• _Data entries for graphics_
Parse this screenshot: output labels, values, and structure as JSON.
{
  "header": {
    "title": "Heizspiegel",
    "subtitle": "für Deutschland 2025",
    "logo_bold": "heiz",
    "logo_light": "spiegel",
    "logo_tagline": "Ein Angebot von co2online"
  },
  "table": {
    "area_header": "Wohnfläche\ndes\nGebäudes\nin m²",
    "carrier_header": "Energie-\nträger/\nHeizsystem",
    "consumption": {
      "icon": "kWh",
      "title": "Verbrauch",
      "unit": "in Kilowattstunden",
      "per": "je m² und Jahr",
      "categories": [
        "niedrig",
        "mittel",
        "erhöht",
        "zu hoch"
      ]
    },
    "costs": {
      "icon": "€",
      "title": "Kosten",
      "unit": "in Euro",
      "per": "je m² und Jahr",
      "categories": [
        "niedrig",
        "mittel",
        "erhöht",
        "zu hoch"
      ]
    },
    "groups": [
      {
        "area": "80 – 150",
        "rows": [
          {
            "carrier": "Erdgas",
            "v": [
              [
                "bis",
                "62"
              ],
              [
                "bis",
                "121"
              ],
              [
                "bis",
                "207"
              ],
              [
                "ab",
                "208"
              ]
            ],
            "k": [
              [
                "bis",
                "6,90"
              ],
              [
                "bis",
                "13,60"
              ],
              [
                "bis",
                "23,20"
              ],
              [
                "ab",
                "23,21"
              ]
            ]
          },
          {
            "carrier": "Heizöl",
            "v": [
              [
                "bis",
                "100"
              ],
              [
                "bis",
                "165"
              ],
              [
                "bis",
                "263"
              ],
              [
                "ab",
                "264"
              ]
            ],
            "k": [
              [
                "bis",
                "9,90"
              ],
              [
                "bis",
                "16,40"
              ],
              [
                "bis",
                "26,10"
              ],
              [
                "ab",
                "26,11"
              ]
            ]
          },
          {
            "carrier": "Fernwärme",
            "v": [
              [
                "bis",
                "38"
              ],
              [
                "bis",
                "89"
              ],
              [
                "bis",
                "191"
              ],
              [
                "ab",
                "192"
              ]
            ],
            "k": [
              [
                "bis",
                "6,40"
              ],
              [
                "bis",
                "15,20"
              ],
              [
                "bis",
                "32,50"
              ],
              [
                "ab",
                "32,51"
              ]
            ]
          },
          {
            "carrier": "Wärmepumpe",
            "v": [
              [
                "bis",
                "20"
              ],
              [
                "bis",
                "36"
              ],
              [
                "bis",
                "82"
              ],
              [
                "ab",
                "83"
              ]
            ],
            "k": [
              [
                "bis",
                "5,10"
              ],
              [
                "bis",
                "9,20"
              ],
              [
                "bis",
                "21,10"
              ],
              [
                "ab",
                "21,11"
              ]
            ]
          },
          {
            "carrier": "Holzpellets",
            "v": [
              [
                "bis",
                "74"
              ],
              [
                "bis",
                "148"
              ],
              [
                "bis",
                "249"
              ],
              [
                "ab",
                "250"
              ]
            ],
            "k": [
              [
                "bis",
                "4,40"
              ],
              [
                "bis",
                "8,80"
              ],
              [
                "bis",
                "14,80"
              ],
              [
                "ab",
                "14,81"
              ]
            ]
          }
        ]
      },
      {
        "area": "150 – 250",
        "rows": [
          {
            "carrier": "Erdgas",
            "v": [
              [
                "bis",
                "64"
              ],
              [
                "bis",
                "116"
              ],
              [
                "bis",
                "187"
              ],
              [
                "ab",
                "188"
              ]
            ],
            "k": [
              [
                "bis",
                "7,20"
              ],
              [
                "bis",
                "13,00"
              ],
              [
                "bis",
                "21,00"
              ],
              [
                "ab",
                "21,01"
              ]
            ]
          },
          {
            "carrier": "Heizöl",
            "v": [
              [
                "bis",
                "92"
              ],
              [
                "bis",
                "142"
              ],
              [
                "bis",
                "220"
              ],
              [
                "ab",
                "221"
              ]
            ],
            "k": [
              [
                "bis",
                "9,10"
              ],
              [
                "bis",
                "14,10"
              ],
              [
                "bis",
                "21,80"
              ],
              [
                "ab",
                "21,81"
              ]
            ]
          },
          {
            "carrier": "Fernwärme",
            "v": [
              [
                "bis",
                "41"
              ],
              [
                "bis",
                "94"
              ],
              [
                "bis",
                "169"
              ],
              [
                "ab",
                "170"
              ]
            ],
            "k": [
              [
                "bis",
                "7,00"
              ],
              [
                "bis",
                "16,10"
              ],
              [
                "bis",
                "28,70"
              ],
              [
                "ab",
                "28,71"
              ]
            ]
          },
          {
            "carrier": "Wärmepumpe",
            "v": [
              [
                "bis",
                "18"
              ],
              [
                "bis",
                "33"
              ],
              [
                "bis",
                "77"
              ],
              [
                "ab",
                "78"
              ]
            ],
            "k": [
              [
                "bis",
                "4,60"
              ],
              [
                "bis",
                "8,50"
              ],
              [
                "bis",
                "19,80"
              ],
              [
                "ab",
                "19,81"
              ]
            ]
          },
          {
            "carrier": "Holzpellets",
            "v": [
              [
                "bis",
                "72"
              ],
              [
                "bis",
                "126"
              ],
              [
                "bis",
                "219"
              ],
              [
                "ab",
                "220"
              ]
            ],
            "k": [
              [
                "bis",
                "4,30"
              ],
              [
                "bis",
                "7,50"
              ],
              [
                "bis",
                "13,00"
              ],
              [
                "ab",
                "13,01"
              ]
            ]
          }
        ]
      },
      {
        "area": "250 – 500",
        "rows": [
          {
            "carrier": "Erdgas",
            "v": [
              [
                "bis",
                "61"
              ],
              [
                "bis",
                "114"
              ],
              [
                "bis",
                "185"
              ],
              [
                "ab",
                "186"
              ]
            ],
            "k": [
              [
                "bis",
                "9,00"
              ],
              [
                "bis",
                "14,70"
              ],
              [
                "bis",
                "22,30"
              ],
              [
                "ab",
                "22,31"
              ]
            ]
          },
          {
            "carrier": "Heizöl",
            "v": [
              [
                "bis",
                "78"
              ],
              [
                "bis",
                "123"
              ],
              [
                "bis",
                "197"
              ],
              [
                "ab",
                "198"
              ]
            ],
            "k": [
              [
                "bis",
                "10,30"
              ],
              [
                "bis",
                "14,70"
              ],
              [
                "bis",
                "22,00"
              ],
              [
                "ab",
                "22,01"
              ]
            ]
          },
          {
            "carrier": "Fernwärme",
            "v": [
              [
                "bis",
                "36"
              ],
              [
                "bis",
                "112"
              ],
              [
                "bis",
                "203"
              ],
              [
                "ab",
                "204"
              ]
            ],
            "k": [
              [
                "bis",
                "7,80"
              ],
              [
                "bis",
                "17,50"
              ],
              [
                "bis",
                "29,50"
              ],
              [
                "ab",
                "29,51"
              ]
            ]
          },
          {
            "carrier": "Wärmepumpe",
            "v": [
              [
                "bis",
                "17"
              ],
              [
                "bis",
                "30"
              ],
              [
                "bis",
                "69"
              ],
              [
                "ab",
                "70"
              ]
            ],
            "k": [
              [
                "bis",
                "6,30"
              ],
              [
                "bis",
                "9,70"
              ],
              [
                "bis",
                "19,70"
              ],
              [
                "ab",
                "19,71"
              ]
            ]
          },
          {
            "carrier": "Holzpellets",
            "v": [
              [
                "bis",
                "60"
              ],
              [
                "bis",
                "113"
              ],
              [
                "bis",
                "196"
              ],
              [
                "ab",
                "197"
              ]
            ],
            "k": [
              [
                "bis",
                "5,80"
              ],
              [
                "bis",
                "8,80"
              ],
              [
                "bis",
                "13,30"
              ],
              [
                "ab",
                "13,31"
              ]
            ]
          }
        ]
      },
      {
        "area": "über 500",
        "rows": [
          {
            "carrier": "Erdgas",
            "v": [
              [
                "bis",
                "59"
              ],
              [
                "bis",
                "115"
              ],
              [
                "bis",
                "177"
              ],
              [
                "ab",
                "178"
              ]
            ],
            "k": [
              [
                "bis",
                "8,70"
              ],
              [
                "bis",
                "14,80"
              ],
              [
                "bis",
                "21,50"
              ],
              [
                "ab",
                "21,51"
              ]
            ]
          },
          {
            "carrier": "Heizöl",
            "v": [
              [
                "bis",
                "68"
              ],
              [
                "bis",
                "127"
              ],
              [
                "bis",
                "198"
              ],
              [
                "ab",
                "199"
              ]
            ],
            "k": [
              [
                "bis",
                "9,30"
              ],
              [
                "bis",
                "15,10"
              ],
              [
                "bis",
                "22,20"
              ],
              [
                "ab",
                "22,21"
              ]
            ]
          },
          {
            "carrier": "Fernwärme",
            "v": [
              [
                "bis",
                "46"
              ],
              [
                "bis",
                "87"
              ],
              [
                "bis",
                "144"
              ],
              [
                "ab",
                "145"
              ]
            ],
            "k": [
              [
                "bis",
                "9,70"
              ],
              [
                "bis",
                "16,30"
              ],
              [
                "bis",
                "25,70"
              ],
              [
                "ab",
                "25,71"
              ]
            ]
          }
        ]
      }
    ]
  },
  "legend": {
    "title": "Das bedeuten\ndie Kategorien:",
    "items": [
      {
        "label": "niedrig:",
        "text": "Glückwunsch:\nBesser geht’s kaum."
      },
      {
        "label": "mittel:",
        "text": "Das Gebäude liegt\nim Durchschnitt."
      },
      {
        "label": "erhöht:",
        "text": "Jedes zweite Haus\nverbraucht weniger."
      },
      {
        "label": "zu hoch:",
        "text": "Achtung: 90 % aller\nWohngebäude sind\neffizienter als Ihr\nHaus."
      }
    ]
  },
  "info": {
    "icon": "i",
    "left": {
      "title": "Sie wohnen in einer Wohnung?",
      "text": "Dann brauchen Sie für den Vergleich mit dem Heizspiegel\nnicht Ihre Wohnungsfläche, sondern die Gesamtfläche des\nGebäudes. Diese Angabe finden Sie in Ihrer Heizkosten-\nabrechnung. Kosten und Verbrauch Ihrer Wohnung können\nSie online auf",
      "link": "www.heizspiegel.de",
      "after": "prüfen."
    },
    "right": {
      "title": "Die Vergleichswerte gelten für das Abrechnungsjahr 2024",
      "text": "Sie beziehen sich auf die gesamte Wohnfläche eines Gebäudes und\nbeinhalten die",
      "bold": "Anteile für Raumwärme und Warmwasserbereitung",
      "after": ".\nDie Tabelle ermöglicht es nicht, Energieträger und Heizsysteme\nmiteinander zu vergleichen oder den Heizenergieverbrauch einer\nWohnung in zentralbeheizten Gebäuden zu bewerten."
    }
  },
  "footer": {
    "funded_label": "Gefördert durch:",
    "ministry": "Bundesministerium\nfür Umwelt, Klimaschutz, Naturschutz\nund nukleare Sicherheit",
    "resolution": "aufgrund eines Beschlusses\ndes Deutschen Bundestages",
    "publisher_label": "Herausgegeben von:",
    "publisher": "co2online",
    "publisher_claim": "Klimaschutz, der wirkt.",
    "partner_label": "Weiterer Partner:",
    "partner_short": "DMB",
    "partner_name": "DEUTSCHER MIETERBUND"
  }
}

• _BRIEF_
Copy each line of the listing in which the word "Kosten" can be found.

• _THE RESULT_
      "title": "Kosten",
      "text": "Dann brauchen Sie für den Vergleich mit dem Heizspiegel\nnicht Ihre Wohnungsfläche, sondern die Gesamtfläche des\nGebäudes. Diese Angabe finden Sie in Ihrer Heizkosten-\nabrechnung. Kosten und Verbrauch Ihrer Wohnung können\nSie online auf",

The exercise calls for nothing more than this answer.